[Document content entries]
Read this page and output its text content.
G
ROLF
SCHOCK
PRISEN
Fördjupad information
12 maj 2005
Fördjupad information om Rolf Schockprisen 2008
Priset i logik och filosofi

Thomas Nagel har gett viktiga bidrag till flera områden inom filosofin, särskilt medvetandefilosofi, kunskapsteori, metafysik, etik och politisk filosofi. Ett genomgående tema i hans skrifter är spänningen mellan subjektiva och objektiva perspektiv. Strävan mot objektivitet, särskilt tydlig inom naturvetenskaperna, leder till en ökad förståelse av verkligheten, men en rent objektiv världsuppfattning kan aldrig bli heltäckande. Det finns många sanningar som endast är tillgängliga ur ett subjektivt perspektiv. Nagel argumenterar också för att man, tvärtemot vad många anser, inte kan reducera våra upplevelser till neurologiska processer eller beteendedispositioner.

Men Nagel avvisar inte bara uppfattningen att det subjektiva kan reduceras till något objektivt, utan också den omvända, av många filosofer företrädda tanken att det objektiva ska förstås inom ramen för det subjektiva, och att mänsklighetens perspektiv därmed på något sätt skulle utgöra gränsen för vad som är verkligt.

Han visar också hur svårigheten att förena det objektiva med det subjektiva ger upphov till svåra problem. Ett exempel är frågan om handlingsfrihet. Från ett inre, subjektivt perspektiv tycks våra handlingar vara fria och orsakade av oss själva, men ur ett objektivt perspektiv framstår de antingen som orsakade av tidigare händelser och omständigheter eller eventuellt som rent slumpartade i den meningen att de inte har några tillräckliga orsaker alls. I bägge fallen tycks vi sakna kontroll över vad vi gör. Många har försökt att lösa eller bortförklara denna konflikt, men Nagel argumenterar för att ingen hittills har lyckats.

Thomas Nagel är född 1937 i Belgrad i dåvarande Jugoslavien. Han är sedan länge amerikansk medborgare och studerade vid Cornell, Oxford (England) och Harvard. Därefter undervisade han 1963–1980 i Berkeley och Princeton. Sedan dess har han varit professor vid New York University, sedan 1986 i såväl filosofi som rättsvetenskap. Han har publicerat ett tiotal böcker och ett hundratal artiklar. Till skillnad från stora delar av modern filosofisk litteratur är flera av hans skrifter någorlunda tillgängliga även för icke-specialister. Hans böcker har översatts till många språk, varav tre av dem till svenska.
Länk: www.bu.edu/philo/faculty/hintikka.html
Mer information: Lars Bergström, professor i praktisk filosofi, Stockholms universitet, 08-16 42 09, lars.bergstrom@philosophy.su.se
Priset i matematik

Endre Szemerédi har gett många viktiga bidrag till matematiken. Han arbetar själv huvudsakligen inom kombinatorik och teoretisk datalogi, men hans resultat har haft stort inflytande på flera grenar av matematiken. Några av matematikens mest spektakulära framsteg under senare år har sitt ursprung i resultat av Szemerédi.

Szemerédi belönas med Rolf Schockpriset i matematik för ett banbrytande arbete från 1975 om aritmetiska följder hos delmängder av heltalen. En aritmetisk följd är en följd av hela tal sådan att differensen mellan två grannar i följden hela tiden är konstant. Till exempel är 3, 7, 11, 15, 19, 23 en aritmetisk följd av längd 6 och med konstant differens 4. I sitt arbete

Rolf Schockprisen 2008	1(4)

PROBLEM REQUIREMENTS ->
Repeat every entry exactly as written above.

ANSWER TO THE PROBLEM ->
Read this page and output its text content.
G
ROLF
SCHOCK
PRISEN
Fördjupad information
12 maj 2005
Fördjupad information om Rolf Schockprisen 2008
Priset i logik och filosofi

Thomas Nagel har gett viktiga bidrag till flera områden inom filosofin, särskilt medvetandefilosofi, kunskapsteori, metafysik, etik och politisk filosofi. Ett genomgående tema i hans skrifter är spänningen mellan subjektiva och objektiva perspektiv. Strävan mot objektivitet, särskilt tydlig inom naturvetenskaperna, leder till en ökad förståelse av verkligheten, men en rent objektiv världsuppfattning kan aldrig bli heltäckande. Det finns många sanningar som endast är tillgängliga ur ett subjektivt perspektiv. Nagel argumenterar också för att man, tvärtemot vad många anser, inte kan reducera våra upplevelser till neurologiska processer eller beteendedispositioner.

Men Nagel avvisar inte bara uppfattningen att det subjektiva kan reduceras till något objektivt, utan också den omvända, av många filosofer företrädda tanken att det objektiva ska förstås inom ramen för det subjektiva, och att mänsklighetens perspektiv därmed på något sätt skulle utgöra gränsen för vad som är verkligt.

Han visar också hur svårigheten att förena det objektiva med det subjektiva ger upphov till svåra problem. Ett exempel är frågan om handlingsfrihet. Från ett inre, subjektivt perspektiv tycks våra handlingar vara fria och orsakade av oss själva, men ur ett objektivt perspektiv framstår de antingen som orsakade av tidigare händelser och omständigheter eller eventuellt som rent slumpartade i den meningen att de inte har några tillräckliga orsaker alls. I bägge fallen tycks vi sakna kontroll över vad vi gör. Många har försökt att lösa eller bortförklara denna konflikt, men Nagel argumenterar för att ingen hittills har lyckats.

Thomas Nagel är född 1937 i Belgrad i dåvarande Jugoslavien. Han är sedan länge amerikansk medborgare och studerade vid Cornell, Oxford (England) och Harvard. Därefter undervisade han 1963–1980 i Berkeley och Princeton. Sedan dess har han varit professor vid New York University, sedan 1986 i såväl filosofi som rättsvetenskap. Han har publicerat ett tiotal böcker och ett hundratal artiklar. Till skillnad från stora delar av modern filosofisk litteratur är flera av hans skrifter någorlunda tillgängliga även för icke-specialister. Hans böcker har översatts till många språk, varav tre av dem till svenska.
Länk: www.bu.edu/philo/faculty/hintikka.html
Mer information: Lars Bergström, professor i praktisk filosofi, Stockholms universitet, 08-16 42 09, lars.bergstrom@philosophy.su.se
Priset i matematik

Endre Szemerédi har gett många viktiga bidrag till matematiken. Han arbetar själv huvudsakligen inom kombinatorik och teoretisk datalogi, men hans resultat har haft stort inflytande på flera grenar av matematiken. Några av matematikens mest spektakulära framsteg under senare år har sitt ursprung i resultat av Szemerédi.

Szemerédi belönas med Rolf Schockpriset i matematik för ett banbrytande arbete från 1975 om aritmetiska följder hos delmängder av heltalen. En aritmetisk följd är en följd av hela tal sådan att differensen mellan två grannar i följden hela tiden är konstant. Till exempel är 3, 7, 11, 15, 19, 23 en aritmetisk följd av längd 6 och med konstant differens 4. I sitt arbete

Rolf Schockprisen 2008	1(4)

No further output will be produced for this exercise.